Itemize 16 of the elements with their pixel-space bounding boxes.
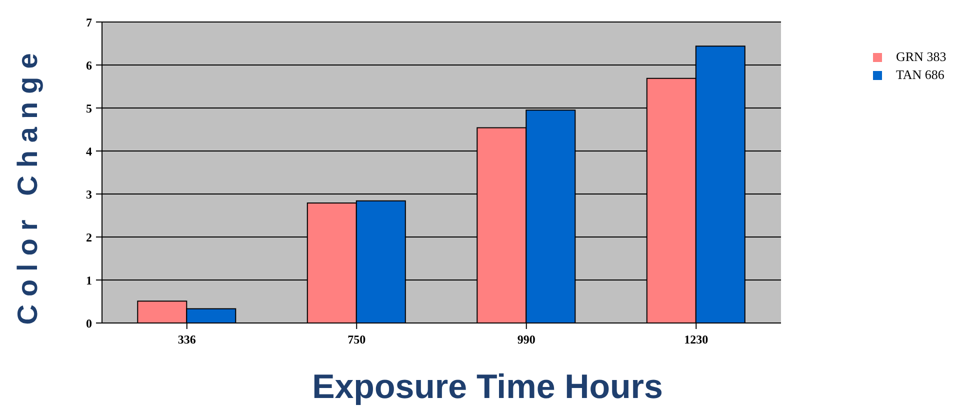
y-tick-label: 1 [86,273,92,288]
legend-label: GRN 383 [896,49,946,64]
y-tick-label: 3 [86,187,92,202]
x-axis-title: Exposure Time Hours [311,368,664,407]
x-tick-label: 750 [348,332,366,347]
y-tick-label: 6 [86,58,92,72]
legend-label: TAN 686 [896,67,944,82]
y-tick-label: 7 [86,15,92,30]
x-tick-label: 336 [178,332,196,347]
y-tick-label: 4 [86,144,92,158]
x-tick-label: 990 [517,332,536,347]
y-tick-label: 2 [86,230,92,244]
x-tick-label: 1230 [684,332,708,347]
y-tick-label: 5 [86,101,92,116]
y-axis-title: Color Change [12,45,44,325]
y-tick-label: 0 [86,316,92,330]
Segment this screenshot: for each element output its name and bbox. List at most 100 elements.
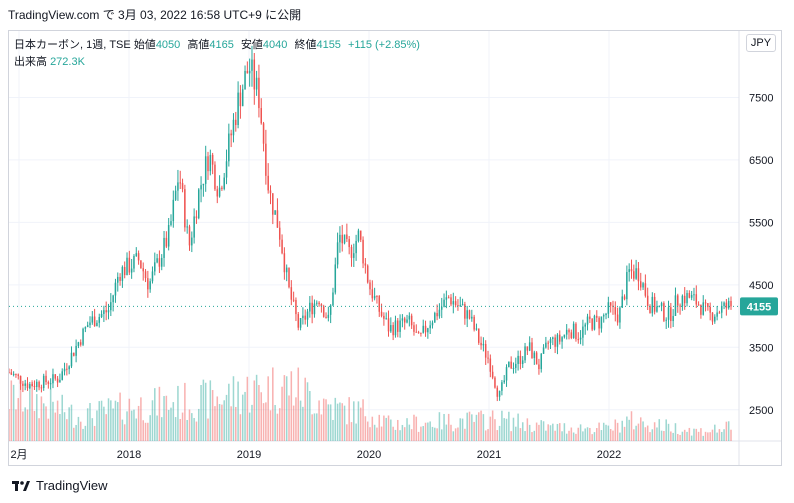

........

*Stated exercise*
Retype all of the material above line for line, without altering anything, and omit the pictures from your answer.

*Output of the task*
Itemize 16 of the elements with their pixel-space bounding boxes.
y-tick-label: 1 [86,273,92,288]
legend-label: GRN 383 [896,49,946,64]
y-tick-label: 3 [86,187,92,202]
x-axis-title: Exposure Time Hours [311,368,664,407]
x-tick-label: 750 [348,332,366,347]
y-tick-label: 6 [86,58,92,72]
legend-label: TAN 686 [896,67,944,82]
y-tick-label: 7 [86,15,92,30]
x-tick-label: 336 [178,332,196,347]
y-tick-label: 4 [86,144,92,158]
x-tick-label: 990 [517,332,536,347]
y-tick-label: 2 [86,230,92,244]
x-tick-label: 1230 [684,332,708,347]
y-tick-label: 5 [86,101,92,116]
y-axis-title: Color Change [12,45,44,325]
y-tick-label: 0 [86,316,92,330]
Segment this screenshot: for each element output its name and bbox. List at most 100 elements.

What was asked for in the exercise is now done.